── Records provided ──

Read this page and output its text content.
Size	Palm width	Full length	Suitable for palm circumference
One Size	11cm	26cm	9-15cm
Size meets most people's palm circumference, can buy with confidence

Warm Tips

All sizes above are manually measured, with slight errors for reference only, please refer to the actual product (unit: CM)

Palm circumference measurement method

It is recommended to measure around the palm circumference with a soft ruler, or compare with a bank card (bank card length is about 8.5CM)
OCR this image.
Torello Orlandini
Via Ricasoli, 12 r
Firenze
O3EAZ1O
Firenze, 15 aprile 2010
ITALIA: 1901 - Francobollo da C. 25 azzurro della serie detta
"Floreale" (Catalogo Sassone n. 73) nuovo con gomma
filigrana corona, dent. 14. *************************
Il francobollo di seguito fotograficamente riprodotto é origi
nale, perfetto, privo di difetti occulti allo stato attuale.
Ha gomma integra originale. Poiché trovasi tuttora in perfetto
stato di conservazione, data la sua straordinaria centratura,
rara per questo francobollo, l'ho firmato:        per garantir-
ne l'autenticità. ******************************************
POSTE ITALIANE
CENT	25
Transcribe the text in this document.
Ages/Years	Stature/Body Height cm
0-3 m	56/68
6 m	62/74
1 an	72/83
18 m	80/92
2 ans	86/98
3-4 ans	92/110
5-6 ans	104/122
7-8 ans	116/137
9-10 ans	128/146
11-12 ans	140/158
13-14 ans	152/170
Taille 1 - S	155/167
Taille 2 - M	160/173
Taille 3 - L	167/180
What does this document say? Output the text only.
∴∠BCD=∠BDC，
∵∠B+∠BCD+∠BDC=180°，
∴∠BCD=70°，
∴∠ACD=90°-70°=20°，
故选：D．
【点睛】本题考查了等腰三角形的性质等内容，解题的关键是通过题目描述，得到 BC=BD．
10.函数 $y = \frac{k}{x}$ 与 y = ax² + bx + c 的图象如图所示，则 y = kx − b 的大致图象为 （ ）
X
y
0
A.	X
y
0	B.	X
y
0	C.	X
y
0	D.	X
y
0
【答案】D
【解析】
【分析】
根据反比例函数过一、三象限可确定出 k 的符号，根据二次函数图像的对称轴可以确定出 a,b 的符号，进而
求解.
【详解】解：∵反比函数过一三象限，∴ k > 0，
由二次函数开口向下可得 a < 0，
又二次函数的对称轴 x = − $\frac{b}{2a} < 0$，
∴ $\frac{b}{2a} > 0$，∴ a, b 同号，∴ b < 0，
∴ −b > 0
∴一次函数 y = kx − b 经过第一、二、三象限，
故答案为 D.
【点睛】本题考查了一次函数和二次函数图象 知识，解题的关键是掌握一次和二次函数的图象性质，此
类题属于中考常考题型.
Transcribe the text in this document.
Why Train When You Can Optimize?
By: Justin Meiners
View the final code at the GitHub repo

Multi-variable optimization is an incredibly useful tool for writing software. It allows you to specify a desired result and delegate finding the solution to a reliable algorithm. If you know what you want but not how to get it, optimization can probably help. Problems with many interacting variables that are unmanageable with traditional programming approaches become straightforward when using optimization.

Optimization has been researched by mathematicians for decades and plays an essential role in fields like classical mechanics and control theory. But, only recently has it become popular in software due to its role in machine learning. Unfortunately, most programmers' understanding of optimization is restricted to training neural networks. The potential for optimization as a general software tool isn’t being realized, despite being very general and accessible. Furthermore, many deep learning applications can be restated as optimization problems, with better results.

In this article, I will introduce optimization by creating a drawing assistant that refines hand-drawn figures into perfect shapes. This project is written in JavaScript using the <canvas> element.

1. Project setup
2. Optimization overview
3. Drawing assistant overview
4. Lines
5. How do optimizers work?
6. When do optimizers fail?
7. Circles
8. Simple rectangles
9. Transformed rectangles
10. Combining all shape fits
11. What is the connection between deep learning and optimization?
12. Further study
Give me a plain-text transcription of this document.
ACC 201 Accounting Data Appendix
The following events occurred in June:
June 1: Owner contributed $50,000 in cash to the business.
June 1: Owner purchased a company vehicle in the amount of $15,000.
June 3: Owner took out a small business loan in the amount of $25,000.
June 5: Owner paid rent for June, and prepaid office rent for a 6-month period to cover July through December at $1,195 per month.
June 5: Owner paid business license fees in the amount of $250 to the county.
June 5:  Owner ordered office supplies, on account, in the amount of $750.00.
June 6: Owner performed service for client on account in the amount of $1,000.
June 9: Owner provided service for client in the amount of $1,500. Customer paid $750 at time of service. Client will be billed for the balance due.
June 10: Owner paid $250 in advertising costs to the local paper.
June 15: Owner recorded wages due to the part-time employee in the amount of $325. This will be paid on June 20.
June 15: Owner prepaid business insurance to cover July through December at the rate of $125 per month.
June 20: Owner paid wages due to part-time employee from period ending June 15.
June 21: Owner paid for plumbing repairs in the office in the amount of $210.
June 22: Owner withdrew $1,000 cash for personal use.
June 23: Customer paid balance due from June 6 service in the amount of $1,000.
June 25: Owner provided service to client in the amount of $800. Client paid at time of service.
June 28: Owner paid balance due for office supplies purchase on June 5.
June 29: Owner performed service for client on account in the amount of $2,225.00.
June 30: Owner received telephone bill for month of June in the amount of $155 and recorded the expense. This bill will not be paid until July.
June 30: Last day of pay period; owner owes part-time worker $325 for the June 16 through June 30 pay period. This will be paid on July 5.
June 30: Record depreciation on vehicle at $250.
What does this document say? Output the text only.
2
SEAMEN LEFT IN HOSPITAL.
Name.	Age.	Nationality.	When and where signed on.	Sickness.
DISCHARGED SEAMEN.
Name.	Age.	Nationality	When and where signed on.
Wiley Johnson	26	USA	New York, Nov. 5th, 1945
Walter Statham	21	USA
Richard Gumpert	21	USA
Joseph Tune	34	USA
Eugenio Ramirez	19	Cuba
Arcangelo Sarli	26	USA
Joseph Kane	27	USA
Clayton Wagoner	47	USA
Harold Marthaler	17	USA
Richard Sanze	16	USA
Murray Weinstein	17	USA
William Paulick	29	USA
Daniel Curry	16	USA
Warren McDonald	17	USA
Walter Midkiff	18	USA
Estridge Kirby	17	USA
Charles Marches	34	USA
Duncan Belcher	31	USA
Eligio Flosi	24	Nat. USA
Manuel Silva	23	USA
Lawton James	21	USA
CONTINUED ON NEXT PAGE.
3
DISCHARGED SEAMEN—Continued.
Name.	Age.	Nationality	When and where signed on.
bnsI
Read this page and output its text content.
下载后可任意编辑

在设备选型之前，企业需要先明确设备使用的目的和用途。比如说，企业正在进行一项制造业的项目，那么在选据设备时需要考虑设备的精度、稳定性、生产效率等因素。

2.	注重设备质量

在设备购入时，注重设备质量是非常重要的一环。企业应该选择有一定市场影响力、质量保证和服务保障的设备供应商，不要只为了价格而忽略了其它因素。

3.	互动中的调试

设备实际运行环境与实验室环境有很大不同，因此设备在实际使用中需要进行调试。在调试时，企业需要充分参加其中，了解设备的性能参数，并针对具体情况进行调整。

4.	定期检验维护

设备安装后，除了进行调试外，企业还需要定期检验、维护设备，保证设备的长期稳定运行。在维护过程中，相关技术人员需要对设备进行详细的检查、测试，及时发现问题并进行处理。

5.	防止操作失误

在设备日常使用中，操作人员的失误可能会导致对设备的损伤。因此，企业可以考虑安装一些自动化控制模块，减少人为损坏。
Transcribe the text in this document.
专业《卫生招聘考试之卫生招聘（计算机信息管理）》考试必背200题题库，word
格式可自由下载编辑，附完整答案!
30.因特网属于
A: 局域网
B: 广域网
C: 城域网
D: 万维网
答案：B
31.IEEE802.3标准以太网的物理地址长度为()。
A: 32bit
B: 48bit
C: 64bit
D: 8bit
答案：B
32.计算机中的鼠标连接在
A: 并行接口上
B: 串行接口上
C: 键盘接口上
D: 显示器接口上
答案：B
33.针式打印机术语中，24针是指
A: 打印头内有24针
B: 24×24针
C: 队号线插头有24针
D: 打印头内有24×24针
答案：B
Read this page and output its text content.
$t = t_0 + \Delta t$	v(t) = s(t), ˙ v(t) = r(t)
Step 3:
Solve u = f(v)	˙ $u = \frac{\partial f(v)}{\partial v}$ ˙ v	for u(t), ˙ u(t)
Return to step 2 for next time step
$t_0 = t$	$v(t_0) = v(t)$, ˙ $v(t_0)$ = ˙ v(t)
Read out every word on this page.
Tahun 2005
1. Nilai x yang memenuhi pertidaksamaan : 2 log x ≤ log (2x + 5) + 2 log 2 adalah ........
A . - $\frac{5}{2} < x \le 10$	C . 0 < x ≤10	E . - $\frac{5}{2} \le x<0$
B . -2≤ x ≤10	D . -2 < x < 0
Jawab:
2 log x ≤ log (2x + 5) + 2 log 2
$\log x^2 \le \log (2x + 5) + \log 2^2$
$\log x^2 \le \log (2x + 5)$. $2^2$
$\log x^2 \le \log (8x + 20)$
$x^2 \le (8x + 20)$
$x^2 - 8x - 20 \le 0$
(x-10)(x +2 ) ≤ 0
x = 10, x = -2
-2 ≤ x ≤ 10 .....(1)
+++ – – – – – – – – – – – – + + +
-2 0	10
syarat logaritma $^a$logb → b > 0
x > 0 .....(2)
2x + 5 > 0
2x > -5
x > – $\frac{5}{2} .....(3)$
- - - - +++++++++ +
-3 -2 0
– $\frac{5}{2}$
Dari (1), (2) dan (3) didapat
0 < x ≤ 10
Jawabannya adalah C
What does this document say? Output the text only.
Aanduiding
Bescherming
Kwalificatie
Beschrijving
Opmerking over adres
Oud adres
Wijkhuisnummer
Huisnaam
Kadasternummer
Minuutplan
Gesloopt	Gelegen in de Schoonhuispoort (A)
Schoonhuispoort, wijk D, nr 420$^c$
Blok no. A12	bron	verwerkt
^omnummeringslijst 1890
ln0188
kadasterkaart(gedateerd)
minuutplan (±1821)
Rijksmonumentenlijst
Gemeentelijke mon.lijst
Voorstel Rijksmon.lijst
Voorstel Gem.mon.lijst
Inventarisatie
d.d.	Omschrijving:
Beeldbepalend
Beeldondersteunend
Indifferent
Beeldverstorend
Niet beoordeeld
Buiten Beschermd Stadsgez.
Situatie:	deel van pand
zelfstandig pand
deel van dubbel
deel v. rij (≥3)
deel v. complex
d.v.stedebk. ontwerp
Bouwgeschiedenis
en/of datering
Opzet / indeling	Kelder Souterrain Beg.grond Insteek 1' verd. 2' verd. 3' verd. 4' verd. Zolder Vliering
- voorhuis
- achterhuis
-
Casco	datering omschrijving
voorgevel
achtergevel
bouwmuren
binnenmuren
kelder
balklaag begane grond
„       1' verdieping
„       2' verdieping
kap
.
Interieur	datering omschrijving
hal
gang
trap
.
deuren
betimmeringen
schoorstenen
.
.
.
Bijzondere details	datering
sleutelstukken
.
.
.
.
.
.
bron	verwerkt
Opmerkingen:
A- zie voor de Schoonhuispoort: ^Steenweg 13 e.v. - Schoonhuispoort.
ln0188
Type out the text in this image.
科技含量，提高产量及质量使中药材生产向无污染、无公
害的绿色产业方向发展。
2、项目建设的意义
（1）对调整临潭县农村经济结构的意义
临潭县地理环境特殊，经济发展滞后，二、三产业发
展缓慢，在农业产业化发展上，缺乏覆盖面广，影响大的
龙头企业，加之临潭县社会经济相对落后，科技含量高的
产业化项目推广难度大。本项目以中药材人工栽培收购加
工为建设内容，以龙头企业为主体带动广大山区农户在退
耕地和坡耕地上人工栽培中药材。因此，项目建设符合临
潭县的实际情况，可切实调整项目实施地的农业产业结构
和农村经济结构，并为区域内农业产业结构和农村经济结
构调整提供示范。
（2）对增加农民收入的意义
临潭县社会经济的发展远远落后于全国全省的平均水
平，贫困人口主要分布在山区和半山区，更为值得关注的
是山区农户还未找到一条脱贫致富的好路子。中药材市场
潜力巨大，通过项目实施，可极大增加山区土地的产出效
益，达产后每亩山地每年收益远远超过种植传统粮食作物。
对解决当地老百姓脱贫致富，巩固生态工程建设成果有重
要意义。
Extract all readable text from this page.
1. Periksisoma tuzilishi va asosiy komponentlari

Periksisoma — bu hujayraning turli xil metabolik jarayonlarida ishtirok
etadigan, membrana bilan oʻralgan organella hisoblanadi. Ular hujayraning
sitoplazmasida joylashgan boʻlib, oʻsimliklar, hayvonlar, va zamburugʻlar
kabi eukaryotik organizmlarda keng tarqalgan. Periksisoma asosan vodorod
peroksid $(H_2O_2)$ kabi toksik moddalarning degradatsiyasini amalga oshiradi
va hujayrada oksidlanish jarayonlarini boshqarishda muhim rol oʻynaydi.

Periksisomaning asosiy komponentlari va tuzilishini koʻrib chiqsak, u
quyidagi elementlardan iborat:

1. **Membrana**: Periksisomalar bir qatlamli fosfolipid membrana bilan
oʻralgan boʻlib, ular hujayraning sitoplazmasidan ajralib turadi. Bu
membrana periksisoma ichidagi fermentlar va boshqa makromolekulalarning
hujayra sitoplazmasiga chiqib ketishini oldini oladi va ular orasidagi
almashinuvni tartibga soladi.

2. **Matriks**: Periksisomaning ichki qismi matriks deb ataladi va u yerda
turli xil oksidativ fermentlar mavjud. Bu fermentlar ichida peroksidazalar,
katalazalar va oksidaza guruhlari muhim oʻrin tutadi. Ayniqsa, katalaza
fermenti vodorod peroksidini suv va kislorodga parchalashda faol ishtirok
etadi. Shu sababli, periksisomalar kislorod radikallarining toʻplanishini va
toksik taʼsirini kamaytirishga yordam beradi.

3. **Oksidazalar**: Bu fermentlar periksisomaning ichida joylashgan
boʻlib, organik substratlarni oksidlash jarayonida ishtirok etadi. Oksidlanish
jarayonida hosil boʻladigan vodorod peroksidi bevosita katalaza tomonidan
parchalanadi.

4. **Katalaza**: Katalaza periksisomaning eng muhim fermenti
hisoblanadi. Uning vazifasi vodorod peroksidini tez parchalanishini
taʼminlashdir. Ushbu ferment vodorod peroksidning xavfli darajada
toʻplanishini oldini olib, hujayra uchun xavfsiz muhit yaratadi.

───

## Stated goal
Find all lines holding the string "bron" and copy them.

## Reply to the task
Blok no. A12	bron	verwerkt
bron	verwerkt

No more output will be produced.